Assemble all lines in which the string "description" appears.

= = = = =

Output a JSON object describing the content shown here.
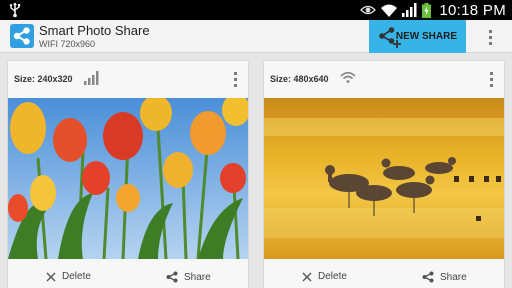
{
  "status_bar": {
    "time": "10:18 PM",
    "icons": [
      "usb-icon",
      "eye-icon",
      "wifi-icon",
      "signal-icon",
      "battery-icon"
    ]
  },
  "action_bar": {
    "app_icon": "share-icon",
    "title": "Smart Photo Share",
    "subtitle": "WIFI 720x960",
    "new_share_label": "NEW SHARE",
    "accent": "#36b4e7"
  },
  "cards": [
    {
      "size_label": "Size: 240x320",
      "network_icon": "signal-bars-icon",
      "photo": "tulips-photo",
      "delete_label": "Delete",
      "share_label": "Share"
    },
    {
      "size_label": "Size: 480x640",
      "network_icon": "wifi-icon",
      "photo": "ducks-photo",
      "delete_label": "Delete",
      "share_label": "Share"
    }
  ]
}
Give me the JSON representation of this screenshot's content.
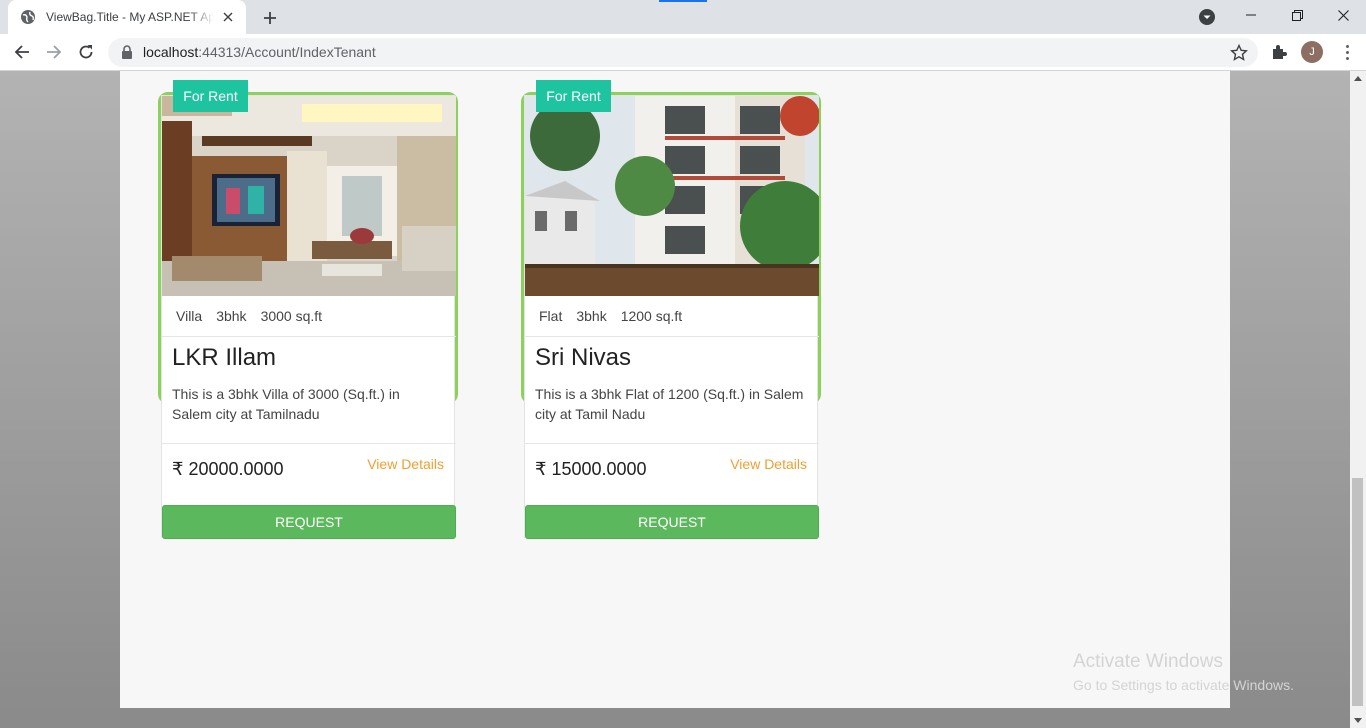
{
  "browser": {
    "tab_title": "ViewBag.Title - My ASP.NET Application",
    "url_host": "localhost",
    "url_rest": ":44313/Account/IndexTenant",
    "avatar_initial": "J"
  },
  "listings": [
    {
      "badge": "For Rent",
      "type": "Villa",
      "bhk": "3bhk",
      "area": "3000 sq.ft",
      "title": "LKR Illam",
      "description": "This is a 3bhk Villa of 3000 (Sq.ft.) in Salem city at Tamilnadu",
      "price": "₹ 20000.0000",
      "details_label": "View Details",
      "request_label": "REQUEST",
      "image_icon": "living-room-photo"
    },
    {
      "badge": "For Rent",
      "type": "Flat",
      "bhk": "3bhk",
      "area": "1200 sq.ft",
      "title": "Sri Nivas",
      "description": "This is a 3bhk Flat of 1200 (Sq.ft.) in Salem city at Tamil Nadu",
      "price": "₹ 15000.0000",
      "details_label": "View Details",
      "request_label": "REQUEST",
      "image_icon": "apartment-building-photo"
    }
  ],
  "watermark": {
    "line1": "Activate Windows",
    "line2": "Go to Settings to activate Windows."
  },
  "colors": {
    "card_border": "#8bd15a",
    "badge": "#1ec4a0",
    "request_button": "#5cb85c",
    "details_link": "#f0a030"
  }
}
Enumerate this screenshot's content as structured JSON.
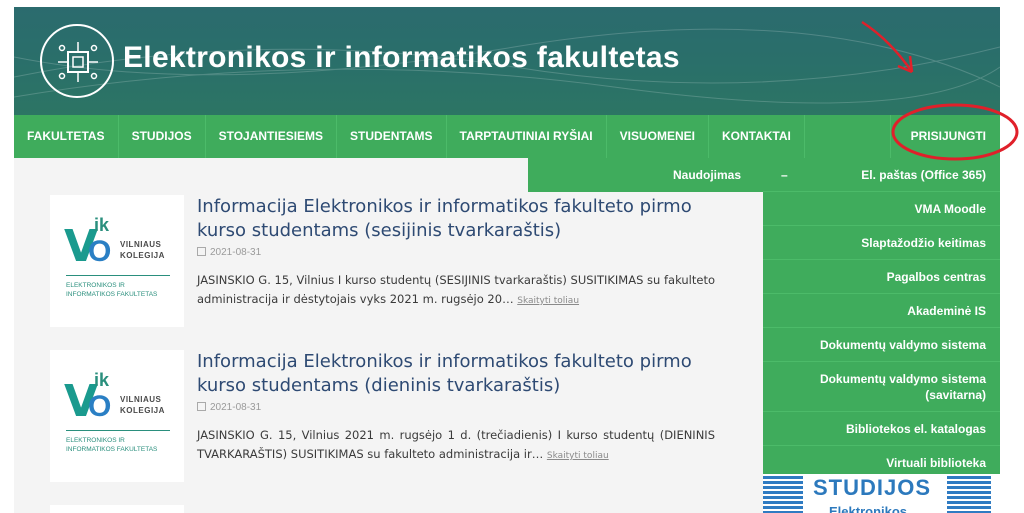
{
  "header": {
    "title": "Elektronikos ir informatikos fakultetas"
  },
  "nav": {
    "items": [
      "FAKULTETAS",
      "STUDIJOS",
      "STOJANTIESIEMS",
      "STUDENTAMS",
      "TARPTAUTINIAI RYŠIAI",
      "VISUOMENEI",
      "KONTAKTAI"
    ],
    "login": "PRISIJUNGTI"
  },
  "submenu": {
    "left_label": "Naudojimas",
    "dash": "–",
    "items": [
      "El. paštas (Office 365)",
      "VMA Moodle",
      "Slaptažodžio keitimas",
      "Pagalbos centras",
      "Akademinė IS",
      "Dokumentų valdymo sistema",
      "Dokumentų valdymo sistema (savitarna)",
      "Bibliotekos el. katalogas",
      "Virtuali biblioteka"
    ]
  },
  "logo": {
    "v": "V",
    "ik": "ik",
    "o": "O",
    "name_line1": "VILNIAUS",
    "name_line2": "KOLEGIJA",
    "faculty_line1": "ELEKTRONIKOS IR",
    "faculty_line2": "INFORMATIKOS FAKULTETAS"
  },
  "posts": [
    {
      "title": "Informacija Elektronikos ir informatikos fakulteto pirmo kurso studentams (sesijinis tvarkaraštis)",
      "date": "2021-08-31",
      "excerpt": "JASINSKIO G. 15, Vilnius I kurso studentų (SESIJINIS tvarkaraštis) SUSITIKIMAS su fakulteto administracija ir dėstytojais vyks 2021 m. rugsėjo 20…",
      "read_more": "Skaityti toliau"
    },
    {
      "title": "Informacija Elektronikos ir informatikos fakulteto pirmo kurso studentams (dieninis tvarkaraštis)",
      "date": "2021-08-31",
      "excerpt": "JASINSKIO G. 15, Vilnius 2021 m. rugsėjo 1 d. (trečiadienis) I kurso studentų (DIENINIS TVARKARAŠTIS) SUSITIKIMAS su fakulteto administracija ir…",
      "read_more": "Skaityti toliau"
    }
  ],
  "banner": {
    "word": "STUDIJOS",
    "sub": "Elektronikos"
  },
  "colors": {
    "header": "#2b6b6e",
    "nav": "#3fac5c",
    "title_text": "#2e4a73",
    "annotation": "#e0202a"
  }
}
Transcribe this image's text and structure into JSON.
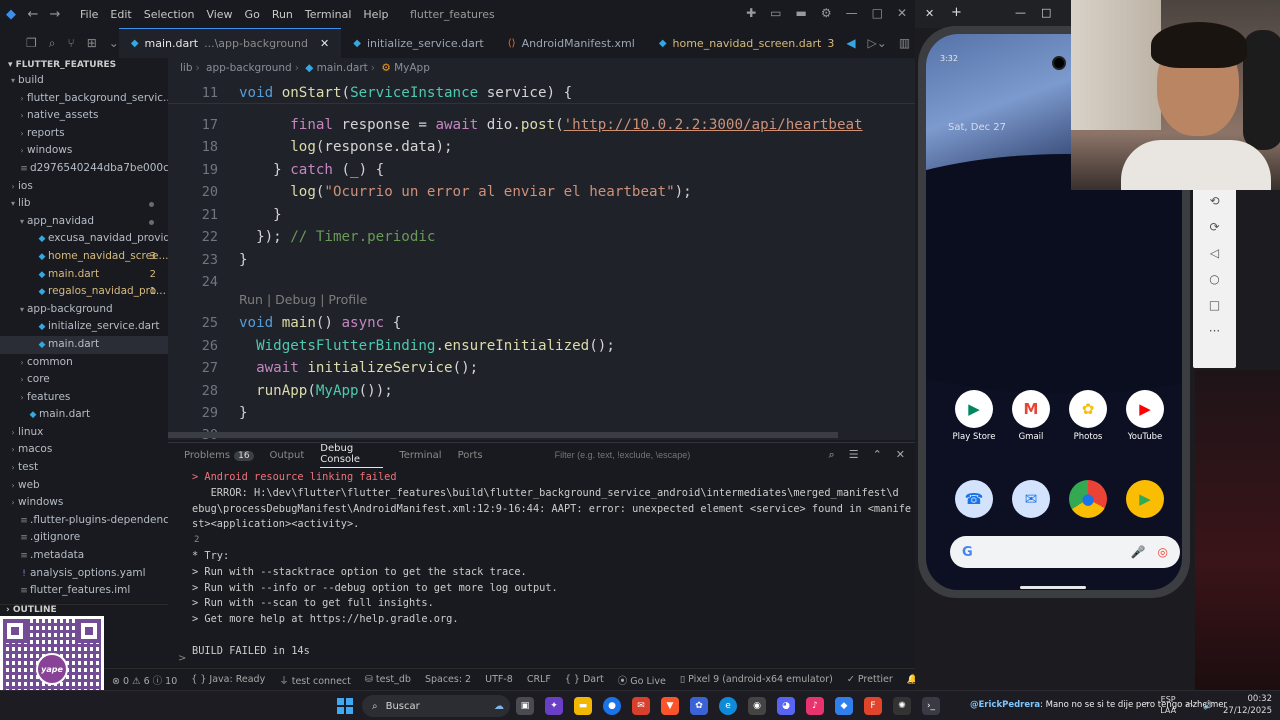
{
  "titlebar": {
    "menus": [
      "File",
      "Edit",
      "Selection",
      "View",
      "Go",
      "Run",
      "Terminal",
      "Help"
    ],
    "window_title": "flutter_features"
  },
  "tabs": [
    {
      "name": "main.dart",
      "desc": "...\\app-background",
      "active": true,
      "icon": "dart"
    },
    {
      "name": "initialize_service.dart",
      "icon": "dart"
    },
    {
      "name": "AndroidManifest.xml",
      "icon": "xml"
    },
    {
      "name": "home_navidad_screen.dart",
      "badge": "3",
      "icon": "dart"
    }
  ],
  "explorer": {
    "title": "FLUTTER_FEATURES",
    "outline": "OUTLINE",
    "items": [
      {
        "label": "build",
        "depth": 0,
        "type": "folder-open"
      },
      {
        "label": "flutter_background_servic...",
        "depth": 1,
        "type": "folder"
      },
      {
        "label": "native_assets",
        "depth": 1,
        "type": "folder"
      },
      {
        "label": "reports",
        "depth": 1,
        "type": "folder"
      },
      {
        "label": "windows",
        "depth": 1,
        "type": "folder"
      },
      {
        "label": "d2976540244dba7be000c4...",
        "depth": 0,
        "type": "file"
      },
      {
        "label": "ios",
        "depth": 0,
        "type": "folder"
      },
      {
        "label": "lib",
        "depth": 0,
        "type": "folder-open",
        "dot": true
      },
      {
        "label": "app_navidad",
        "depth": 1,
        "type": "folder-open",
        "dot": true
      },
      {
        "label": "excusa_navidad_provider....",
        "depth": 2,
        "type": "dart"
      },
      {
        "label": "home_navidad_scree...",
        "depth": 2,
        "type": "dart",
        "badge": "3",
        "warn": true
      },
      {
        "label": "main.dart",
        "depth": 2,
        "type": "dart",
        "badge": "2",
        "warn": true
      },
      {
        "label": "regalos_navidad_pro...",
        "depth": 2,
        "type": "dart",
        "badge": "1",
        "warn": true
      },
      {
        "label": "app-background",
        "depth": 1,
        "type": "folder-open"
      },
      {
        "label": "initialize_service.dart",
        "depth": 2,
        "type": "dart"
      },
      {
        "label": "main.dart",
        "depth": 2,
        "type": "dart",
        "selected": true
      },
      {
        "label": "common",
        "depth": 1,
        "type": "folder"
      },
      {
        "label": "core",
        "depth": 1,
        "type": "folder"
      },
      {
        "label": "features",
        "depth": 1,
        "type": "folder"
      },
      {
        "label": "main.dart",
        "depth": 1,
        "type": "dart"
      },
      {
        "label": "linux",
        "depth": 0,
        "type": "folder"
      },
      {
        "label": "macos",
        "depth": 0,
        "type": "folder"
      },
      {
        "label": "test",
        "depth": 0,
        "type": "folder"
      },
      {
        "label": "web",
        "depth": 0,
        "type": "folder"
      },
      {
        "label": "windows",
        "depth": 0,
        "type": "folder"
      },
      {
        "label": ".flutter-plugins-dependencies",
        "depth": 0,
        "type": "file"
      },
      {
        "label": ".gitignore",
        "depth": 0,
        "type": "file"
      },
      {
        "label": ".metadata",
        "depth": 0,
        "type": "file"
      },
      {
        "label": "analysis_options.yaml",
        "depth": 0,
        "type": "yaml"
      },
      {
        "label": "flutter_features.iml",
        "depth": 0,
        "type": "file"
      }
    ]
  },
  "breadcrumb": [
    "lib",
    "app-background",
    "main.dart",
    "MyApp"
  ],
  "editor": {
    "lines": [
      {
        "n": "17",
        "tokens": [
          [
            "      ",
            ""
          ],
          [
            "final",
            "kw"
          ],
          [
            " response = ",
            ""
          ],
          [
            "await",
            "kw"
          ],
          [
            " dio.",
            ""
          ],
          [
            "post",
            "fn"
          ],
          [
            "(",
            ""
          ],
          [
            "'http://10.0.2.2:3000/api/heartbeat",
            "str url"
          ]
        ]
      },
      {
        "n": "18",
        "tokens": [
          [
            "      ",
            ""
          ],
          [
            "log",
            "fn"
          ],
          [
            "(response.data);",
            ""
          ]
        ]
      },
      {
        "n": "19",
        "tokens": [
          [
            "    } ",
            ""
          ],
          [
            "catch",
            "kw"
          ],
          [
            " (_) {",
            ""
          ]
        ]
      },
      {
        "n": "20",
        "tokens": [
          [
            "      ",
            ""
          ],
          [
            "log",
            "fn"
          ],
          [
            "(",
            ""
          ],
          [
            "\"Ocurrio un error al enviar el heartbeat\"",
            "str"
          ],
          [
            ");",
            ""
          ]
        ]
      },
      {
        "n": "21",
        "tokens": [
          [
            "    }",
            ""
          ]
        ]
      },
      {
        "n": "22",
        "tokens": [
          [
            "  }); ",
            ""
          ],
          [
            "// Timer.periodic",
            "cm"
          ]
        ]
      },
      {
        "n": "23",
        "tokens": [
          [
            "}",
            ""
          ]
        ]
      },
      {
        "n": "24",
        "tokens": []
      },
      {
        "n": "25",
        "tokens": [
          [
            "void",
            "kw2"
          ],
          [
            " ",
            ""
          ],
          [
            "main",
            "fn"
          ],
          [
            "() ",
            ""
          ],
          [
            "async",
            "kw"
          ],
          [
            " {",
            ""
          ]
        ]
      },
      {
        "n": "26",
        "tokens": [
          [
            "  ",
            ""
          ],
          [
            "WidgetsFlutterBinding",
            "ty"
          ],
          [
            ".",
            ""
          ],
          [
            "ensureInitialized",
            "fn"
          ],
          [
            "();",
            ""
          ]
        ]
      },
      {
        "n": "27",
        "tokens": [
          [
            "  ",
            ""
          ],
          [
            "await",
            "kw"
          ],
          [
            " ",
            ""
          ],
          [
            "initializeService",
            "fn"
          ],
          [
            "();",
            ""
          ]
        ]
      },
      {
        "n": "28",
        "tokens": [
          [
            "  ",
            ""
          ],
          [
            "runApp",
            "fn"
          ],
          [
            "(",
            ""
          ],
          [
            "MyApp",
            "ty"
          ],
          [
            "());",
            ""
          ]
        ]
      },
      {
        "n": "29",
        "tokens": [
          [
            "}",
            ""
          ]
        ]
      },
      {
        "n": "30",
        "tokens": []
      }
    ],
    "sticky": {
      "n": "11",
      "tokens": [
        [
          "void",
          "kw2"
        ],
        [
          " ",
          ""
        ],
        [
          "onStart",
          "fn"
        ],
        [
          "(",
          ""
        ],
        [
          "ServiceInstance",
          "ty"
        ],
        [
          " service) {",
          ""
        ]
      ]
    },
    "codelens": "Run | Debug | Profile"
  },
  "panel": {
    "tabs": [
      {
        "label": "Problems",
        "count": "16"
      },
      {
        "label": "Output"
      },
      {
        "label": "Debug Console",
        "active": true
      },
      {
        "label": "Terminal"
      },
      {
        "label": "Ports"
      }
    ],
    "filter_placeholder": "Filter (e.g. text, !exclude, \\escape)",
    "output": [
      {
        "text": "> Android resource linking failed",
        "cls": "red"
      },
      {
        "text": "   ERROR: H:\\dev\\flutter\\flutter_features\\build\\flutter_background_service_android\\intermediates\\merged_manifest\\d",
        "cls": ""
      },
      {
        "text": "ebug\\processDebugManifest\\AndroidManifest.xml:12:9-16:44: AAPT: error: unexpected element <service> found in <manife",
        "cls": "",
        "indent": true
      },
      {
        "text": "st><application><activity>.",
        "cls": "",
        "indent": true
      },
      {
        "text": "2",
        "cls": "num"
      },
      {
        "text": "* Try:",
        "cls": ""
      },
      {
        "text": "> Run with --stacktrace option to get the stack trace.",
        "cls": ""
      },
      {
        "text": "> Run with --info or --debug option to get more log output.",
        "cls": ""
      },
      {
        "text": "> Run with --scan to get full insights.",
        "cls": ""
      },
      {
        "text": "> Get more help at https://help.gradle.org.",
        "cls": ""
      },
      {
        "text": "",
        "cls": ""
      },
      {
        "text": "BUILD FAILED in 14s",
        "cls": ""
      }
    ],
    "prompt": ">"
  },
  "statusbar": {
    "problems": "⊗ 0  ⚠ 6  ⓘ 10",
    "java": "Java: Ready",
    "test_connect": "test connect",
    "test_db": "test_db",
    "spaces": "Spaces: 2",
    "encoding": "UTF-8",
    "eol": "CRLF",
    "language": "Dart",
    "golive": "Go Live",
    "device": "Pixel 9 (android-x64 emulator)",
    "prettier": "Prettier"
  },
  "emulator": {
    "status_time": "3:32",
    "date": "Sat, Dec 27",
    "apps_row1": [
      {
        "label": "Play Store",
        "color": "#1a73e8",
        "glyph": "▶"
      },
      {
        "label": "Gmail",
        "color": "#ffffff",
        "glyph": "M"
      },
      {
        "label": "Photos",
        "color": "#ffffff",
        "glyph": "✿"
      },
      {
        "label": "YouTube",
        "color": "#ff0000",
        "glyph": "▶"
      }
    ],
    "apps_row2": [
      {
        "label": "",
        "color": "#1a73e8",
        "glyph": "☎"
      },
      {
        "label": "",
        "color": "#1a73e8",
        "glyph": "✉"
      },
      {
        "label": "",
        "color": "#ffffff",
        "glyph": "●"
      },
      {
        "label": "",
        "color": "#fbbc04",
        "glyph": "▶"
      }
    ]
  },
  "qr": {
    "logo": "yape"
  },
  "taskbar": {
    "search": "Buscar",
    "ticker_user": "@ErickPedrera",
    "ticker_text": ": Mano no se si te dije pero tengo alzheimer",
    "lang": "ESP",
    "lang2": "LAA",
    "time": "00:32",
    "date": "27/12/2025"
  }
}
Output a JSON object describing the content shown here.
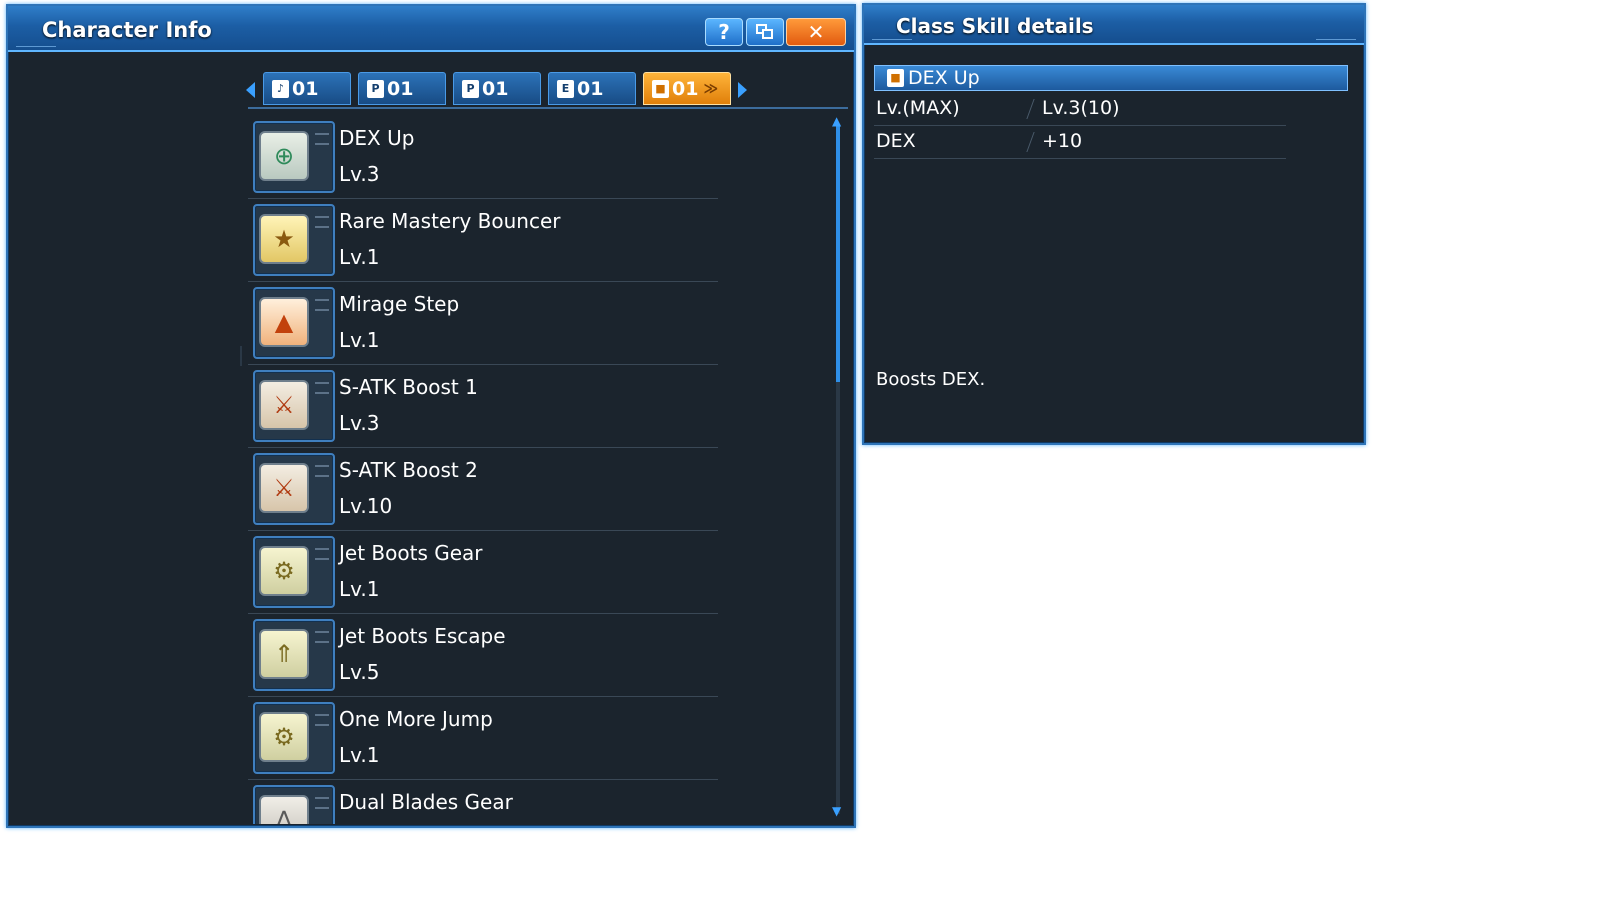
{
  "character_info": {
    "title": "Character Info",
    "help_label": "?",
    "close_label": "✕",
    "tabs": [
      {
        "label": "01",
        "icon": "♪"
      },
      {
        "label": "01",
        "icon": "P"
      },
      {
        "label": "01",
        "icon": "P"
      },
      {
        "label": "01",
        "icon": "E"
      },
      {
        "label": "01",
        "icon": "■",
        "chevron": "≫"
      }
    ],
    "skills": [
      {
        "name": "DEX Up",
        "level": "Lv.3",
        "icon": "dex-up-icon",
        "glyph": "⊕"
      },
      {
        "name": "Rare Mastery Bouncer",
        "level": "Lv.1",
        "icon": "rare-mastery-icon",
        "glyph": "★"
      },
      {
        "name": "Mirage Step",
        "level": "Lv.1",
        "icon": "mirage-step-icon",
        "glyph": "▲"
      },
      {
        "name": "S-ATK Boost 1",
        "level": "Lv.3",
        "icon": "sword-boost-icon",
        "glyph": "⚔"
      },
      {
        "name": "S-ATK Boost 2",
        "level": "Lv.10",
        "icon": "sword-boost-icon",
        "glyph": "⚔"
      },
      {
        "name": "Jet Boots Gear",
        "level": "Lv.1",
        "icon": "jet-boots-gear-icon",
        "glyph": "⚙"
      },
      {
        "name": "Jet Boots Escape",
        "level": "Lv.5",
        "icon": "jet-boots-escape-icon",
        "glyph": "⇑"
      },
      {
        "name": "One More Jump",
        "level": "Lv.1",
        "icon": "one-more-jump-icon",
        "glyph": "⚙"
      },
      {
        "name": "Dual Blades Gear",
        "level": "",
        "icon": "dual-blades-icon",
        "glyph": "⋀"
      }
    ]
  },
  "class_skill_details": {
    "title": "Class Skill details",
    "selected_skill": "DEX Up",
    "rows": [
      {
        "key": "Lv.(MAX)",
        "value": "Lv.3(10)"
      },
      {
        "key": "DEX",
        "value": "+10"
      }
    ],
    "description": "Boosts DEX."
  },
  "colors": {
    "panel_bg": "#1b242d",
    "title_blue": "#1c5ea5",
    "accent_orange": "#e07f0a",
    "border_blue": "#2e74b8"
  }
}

= = = = =

• Solution for this task:
      "description": "This is a 3bhk Villa of 3000 (Sq.ft.) in Salem city at Tamilnadu",
      "description": "This is a 3bhk Flat of 1200 (Sq.ft.) in Salem city at Tamil Nadu",
    "description": "Boosts DEX."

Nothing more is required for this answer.